Data entries =
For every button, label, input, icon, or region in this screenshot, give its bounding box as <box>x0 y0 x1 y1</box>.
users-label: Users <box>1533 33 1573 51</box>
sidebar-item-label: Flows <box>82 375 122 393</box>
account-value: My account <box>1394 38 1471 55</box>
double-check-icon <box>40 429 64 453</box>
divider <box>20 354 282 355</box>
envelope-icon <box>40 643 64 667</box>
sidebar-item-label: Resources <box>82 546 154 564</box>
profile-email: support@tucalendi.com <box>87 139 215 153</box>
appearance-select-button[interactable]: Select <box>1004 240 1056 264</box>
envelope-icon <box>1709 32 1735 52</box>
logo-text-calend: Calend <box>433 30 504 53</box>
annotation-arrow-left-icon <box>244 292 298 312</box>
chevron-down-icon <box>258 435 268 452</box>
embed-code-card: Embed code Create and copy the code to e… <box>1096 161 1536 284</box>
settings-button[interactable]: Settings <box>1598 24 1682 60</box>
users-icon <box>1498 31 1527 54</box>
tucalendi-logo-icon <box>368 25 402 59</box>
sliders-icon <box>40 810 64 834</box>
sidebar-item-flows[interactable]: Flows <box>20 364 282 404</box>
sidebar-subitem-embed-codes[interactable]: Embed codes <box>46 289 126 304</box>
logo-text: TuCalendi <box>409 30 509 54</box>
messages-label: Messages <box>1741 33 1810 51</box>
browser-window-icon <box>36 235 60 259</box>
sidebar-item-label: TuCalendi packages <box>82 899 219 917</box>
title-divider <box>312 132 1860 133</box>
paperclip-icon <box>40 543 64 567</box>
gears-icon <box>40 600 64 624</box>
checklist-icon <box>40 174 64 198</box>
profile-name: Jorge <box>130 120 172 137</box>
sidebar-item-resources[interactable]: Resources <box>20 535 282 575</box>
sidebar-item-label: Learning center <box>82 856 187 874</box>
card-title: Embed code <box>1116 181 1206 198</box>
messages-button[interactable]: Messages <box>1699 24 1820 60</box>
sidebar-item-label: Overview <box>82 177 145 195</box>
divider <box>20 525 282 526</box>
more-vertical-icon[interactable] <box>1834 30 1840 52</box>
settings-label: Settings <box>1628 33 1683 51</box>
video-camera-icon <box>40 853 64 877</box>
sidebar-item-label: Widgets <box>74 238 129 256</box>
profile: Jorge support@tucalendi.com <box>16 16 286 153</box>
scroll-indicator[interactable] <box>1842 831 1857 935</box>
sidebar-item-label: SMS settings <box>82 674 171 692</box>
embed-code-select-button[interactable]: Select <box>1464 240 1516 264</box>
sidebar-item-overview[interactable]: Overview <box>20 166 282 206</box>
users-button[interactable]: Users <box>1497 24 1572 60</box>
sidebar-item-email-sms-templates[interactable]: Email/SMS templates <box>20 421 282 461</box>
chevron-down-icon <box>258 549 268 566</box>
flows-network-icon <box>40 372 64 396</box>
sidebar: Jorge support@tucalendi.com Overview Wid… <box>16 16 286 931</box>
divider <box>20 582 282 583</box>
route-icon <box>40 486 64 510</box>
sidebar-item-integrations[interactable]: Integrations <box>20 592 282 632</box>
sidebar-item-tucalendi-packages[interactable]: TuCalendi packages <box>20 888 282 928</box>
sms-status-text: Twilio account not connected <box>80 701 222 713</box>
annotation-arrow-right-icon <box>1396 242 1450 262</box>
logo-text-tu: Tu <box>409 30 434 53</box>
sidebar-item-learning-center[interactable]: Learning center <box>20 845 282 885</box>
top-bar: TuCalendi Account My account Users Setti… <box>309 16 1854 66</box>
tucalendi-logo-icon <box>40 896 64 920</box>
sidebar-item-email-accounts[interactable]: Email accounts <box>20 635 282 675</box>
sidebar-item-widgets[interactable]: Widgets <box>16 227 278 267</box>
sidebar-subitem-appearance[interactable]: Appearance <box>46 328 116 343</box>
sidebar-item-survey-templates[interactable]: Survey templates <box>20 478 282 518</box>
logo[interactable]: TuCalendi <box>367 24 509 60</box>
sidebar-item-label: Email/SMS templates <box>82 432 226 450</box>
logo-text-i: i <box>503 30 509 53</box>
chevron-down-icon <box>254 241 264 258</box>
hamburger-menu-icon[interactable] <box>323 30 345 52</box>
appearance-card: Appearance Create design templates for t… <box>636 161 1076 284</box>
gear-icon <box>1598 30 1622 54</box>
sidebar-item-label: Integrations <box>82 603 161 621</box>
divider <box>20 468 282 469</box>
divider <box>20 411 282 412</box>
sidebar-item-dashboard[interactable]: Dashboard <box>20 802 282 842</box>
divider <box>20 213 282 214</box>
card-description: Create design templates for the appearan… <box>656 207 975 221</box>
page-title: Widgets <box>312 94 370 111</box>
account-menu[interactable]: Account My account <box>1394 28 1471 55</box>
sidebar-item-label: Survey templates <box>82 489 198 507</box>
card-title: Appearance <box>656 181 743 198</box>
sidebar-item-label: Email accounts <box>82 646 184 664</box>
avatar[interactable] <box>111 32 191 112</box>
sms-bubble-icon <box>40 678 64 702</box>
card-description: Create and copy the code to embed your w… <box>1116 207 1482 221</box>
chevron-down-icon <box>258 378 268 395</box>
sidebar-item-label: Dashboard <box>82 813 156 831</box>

Work instructions =
Render the listing above, from its first line through the line containing "divider <box>20 354 282 355</box>" (both ends included), as a Markdown table with the columns Row and Entry. Put a row number under Row and the line under Entry, and leave out blank lines.

Result for this exercise =
| Row | Entry |
|---|---|
| 1 | For every button, label, input, icon, or region in this screenshot, give its bounding box as <box>x0 y0 x1 y1</box>. |
| 2 | users-label: Users <box>1533 33 1573 51</box> |
| 3 | sidebar-item-label: Flows <box>82 375 122 393</box> |
| 4 | account-value: My account <box>1394 38 1471 55</box> |
| 5 | double-check-icon <box>40 429 64 453</box> |
| 6 | divider <box>20 354 282 355</box> |